#### Instructions to follow
Gather each line containing the string "page" from these entries.

(Data entries)
>>>>>
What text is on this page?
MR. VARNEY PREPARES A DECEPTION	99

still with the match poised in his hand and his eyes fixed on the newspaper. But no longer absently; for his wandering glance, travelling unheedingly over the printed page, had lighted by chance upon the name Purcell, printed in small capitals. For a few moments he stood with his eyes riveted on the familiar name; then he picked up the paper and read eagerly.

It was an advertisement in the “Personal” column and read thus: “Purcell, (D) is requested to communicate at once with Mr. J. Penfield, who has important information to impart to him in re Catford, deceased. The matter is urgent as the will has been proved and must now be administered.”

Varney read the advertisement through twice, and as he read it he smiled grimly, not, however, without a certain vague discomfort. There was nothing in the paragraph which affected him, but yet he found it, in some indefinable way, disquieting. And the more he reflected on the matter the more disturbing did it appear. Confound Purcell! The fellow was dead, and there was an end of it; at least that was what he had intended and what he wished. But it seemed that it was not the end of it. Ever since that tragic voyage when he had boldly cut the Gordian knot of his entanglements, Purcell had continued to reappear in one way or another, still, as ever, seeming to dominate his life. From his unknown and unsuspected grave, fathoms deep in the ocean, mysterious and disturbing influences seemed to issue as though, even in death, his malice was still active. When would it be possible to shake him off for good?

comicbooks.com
<<<<<
#### Written response
What text is on this page?
still with the match poised in his hand and his eyes fixed on the newspaper. But no longer absently; for his wandering glance, travelling unheedingly over the printed page, had lighted by chance upon the name Purcell, printed in small capitals. For a few moments he stood with his eyes riveted on the familiar name; then he picked up the paper and read eagerly.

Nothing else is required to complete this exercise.